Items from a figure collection
════
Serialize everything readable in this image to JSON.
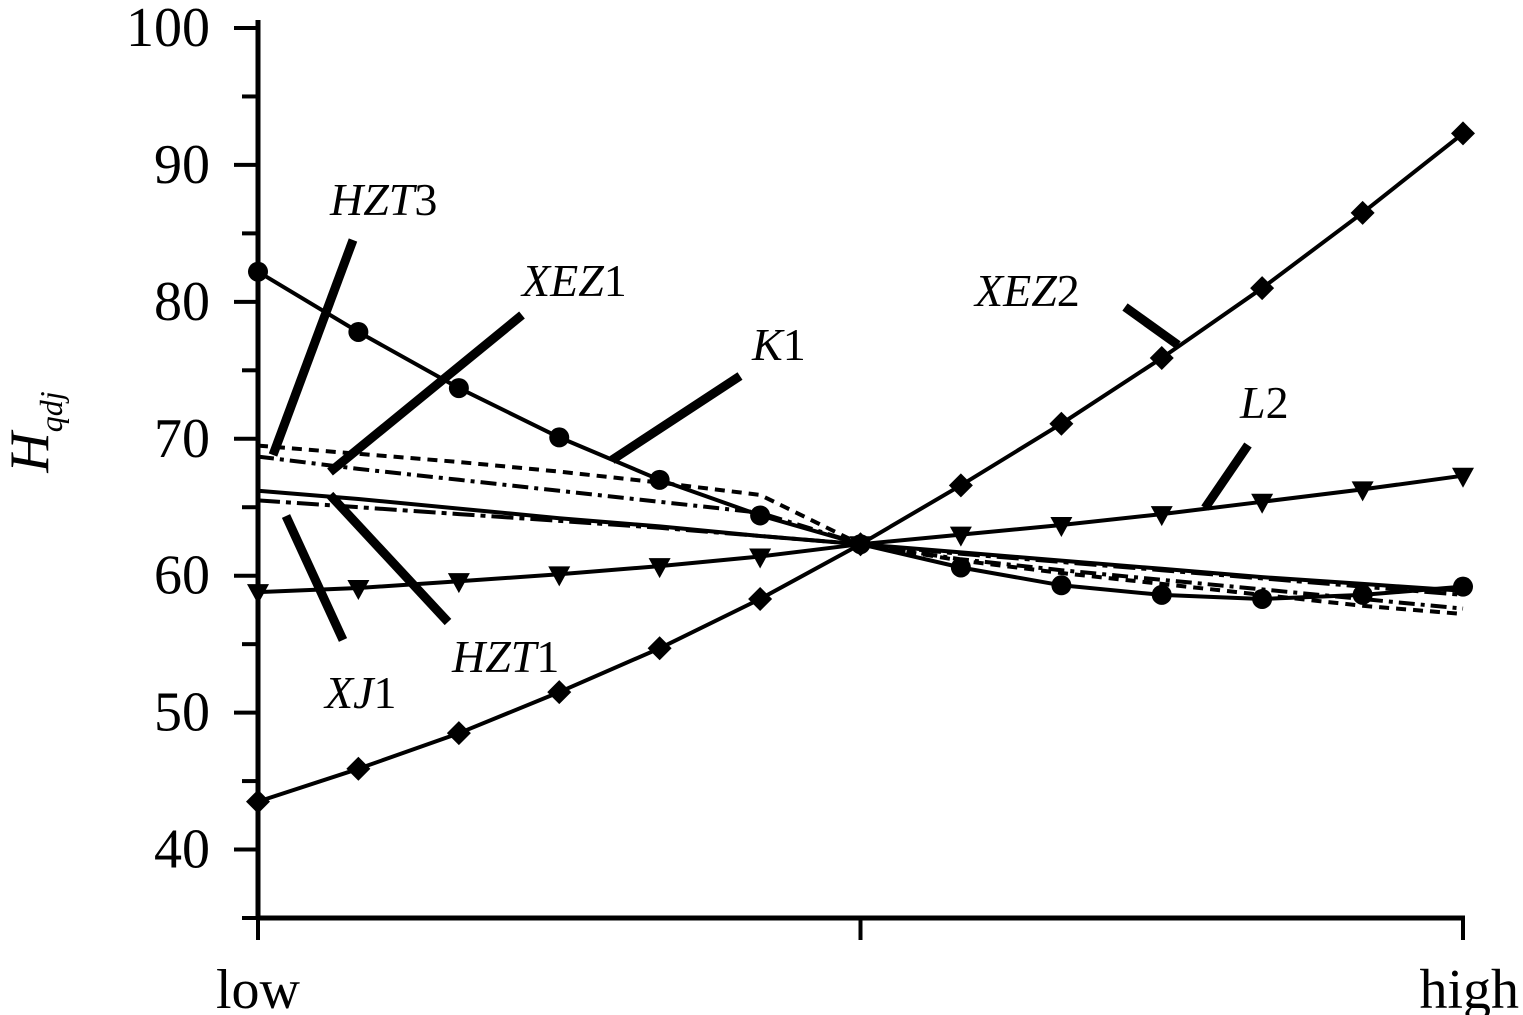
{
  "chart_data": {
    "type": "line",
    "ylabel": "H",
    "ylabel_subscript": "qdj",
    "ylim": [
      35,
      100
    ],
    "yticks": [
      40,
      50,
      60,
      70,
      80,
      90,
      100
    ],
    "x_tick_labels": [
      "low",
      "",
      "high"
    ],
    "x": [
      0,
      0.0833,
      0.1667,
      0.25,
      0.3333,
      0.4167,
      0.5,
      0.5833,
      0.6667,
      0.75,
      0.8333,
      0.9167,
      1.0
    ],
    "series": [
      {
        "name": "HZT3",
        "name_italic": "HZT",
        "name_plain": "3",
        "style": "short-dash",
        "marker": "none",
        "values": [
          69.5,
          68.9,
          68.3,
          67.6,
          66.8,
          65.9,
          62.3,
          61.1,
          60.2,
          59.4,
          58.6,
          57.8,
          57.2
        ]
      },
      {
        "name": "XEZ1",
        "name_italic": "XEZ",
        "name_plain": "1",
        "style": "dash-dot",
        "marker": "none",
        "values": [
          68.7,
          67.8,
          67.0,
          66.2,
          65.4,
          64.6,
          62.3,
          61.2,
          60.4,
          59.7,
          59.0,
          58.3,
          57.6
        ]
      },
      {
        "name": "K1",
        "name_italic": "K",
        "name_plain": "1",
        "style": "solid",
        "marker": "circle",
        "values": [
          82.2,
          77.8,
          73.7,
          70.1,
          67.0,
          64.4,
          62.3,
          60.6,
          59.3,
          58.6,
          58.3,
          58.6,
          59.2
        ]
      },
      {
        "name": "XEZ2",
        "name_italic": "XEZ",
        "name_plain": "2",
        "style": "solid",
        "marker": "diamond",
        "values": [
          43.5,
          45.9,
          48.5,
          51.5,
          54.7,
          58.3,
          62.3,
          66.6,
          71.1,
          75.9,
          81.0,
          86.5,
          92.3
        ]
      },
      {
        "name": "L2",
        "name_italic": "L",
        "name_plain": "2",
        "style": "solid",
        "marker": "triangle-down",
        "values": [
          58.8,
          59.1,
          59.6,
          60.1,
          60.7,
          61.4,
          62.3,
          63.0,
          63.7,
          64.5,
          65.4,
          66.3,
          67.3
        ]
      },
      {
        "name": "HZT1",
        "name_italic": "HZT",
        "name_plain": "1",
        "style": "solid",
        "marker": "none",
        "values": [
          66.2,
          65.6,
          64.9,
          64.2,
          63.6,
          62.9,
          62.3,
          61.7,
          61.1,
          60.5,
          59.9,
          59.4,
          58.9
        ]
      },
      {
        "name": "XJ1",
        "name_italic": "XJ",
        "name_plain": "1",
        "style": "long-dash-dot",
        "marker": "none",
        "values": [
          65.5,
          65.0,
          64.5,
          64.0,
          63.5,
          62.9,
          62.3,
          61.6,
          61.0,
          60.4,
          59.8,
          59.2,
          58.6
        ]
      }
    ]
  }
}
════
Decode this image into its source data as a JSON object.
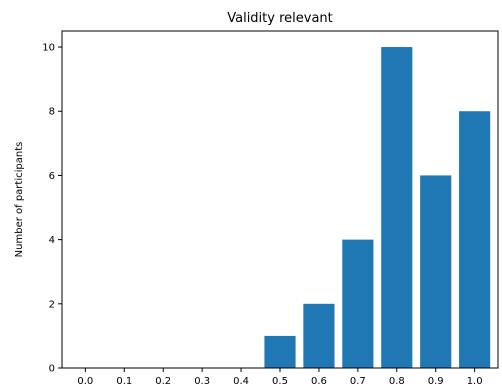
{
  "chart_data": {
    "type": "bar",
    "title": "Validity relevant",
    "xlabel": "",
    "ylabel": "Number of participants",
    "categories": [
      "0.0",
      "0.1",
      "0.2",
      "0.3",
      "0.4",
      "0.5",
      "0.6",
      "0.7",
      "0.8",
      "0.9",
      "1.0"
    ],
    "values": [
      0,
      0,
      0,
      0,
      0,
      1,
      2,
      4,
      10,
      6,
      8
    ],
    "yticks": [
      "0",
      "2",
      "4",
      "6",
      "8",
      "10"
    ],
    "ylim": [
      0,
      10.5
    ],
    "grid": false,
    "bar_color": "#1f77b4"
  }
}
════
Task brief ::
Go through the records and copy each line with "this" in it.

Written solution ::
Serialize everything readable in this image to JSON.
Decode this image into its source data as a JSON object.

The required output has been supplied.